--- DOCUMENT SECTION ---

((

Healthcare professionals

In order to move to this system, additional investment is required. This includes training and hiring more healthcare professionals, properly investing in eHealth, providing diagnostics in the community and sufficiently resourcing primary care. This cannot be done within the existing budget.

The department is kicking it to touch by saying that the funding required for Sláintecare will be dealt with as part of the annual budgetary process, which fundamentally ignores the case Sláintecare makes for additional investment. But the department is not the only obstacle, Government has been slow from the start on Sláintecare.

Making Sláintecare happen requires leadership, courage and vision from Varadkar, Donohoe and all of government, where they focus on the important rather than always reacting to the urgent

Sláintecare was published on May 30th, 2017, two weeks before Varadkar became taoiseach, when Simon Harris was just months into the health ministry. Sláintecare set ambitious timelines for an implementation office to be set up by July 2017, a detailed implementation plan to be published by December 2017. Harris promised a government response by Christmas, then Easter, then the summer recess. Each of these deadlines has been missed.

))

--- Page segmentation data ---
((

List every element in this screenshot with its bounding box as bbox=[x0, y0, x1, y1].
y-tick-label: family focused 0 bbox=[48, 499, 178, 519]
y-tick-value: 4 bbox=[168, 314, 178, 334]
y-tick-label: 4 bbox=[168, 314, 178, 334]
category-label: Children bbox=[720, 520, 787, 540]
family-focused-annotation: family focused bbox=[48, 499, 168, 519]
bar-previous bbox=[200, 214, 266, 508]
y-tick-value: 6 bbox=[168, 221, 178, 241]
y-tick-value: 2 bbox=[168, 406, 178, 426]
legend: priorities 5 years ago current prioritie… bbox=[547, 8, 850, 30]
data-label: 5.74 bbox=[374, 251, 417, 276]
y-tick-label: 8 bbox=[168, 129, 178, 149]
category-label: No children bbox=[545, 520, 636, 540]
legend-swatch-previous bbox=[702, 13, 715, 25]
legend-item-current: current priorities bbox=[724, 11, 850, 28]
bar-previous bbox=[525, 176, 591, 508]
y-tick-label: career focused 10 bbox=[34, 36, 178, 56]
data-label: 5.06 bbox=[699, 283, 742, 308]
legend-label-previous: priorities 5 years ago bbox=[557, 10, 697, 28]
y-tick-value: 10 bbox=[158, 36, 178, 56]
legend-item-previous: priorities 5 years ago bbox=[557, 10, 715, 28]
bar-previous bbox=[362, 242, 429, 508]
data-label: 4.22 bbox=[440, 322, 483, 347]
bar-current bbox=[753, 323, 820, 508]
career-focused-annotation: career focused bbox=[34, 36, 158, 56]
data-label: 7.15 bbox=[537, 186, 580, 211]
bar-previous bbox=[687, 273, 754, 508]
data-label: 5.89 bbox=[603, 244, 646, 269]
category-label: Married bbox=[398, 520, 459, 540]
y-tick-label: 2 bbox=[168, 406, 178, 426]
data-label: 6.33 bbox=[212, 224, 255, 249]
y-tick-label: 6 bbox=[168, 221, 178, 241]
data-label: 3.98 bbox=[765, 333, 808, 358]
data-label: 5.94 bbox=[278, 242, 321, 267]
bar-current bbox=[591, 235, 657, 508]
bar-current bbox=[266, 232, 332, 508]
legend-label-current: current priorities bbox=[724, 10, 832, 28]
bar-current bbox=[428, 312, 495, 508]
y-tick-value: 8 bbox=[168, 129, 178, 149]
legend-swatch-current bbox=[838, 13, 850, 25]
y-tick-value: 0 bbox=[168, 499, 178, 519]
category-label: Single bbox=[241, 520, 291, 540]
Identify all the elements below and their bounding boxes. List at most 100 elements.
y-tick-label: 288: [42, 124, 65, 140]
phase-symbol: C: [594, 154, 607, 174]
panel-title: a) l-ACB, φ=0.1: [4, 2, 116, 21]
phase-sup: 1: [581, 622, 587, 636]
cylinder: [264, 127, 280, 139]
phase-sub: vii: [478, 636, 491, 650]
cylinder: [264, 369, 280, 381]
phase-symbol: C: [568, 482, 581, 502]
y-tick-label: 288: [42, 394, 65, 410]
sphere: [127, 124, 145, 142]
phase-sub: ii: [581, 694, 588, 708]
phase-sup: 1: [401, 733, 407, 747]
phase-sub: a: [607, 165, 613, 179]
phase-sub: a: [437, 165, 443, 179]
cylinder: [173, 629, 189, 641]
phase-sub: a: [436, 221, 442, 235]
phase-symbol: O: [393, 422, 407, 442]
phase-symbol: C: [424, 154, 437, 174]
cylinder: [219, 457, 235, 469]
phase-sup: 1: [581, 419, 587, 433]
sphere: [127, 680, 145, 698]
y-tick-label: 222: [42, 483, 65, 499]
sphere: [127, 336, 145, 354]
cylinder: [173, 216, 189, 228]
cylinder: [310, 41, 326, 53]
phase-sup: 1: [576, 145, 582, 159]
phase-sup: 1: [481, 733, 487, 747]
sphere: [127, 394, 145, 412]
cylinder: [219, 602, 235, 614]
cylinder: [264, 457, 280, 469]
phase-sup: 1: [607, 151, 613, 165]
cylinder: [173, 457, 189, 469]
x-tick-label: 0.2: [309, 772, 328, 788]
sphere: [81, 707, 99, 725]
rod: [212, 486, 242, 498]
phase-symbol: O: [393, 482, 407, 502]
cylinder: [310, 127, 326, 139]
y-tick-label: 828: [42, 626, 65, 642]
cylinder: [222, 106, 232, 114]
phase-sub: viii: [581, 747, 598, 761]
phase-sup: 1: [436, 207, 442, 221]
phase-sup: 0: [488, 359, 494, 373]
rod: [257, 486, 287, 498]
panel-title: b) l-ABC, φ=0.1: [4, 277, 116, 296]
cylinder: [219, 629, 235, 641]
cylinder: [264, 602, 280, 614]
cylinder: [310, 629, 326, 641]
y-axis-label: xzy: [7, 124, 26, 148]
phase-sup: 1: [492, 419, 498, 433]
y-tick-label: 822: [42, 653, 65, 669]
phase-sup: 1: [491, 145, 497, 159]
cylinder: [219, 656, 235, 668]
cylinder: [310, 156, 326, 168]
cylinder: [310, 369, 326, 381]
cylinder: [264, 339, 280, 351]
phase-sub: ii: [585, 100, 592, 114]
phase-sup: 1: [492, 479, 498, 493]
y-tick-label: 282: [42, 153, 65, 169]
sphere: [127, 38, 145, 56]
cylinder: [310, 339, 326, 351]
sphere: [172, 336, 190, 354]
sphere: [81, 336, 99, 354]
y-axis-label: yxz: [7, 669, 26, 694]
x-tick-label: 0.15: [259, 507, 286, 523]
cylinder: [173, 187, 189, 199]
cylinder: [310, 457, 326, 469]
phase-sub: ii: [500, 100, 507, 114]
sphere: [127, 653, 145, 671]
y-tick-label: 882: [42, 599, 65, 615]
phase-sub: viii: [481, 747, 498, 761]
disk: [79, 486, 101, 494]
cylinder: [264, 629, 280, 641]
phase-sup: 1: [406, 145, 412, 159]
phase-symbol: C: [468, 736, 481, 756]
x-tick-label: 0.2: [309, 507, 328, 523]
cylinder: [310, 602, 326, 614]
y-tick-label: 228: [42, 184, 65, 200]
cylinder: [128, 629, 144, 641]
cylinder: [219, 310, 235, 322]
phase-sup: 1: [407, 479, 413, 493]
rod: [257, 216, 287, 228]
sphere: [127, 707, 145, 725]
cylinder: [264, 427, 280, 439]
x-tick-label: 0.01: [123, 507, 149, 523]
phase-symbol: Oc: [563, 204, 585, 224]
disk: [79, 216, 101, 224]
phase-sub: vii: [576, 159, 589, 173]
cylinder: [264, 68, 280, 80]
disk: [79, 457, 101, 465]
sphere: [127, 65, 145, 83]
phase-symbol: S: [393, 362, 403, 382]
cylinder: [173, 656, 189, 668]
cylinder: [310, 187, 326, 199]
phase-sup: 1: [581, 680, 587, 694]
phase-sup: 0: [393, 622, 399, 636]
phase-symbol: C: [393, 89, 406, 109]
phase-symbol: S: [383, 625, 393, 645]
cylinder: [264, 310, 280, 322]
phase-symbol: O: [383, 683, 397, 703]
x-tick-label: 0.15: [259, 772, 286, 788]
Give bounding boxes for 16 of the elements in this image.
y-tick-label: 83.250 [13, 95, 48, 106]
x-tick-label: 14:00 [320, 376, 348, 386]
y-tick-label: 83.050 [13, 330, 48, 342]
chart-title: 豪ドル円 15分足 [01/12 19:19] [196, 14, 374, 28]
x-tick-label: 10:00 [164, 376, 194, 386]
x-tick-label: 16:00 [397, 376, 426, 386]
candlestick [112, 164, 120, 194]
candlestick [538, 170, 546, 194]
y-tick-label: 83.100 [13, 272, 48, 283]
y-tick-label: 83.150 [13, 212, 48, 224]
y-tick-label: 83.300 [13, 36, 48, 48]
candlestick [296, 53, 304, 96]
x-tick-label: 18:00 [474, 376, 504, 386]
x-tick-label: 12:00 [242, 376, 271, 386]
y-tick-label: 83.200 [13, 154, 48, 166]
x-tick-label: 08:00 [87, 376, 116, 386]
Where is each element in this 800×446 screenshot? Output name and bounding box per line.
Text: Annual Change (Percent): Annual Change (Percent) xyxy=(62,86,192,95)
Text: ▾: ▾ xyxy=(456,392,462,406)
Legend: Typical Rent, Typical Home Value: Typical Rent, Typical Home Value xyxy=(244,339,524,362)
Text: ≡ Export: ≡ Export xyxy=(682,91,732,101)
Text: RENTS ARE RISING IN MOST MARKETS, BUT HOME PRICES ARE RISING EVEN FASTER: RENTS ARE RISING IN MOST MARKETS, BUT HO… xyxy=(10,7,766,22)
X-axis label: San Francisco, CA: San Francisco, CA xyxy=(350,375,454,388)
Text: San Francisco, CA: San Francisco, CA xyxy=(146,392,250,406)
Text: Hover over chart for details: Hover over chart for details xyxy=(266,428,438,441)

))

--- WORK INSTRUCTION 1 ---
Do these statements agree with the Sláintecare text? Answer yes or no for each, quoting the deciding words. (a) Sláintecare was published on May 30th, 2017. (b) The needed changes can be made within the existing budget. (c) Harris promised a government response by Christmas.
--- WORK INSTRUCTION 2 ---
List every thing the Sláintecare text names as part of the additional investment required.
--- WORK INSTRUCTION 3 ---
Continue the Sláintecare text after its last sentence.

--- RESPONSE BOX 1 ---
(a) Yes: "Sláintecare was published on May 30th, 2017"
(b) No: "This cannot be done within the existing budget."
(c) Yes: "Harris promised a government response by Christmas, then Easter, then the summer recess."

--- RESPONSE BOX 2 ---
- Training and hiring more healthcare professionals
- Properly investing in eHealth
- Providing diagnostics in the community
- Sufficiently resourcing primary care

--- RESPONSE BOX 3 ---
International evidence shows that bringing about major health system change is extremely difficult without leadership from the very top, including support from the finance ministry.

Given the policy context of Sláintecare, the absence of a special breakout group on health in the recent National Economic Dialogue was striking. At that dialogue, the Taoiseach spoke about how Ireland’s high spend on health was hard to justify. Recent Varadkar tweets focused on how some hospitals are managing to bring down waiting times for care. These views demonstrate a leader reverting to Fine Gael’s ideological form, thinking that old-style managerialism and efficiencies can fix our health service.

Greater efficiencies

Of course, the Irish health system can and should be better managed, with greater efficiencies, better accountability, transparency and governance structures. These are among the Sláintecare recommendations.

Making Sláintecare happen requires leadership, courage and vision from Leo Varadkar, Paschal Donohoe and all of government, where they focus on the important rather than always reacting to the urgent.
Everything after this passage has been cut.